* BEGIN *
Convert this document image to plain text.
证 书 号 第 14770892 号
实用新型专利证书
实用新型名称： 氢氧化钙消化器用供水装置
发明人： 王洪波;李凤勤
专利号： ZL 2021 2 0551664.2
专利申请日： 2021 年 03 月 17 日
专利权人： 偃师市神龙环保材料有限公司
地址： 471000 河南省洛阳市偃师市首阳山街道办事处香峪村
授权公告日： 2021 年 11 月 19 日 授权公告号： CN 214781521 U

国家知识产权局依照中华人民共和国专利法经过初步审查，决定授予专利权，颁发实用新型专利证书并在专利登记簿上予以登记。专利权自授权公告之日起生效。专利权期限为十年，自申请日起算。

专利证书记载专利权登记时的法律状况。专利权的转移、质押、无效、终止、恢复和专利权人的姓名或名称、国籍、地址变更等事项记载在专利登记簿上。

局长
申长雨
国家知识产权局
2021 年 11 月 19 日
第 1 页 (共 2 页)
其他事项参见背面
* END *
* BEGIN *
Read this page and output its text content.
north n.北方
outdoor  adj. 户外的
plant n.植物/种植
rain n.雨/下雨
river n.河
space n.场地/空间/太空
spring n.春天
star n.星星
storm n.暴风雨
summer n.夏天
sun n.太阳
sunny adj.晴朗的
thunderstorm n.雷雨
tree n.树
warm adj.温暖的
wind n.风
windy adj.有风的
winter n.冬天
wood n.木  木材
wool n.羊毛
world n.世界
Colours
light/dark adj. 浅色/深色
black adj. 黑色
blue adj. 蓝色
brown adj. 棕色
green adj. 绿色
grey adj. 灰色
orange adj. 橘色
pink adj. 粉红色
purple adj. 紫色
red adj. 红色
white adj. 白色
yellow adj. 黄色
* END *
* BEGIN *
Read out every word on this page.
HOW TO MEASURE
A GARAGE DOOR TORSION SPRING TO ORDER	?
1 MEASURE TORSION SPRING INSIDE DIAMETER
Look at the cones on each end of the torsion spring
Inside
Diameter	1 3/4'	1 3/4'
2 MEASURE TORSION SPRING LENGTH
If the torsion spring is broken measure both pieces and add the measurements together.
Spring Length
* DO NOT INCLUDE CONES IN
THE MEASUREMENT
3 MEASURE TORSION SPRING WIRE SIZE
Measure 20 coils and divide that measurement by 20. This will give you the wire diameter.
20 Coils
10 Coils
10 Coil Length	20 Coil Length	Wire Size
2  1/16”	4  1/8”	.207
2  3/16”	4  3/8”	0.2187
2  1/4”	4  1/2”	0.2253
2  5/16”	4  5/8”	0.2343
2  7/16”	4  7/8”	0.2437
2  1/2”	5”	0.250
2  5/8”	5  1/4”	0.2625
* END *
Problem description: Tally the lines containing "Read". Provide the number without any other words.

Written response: 2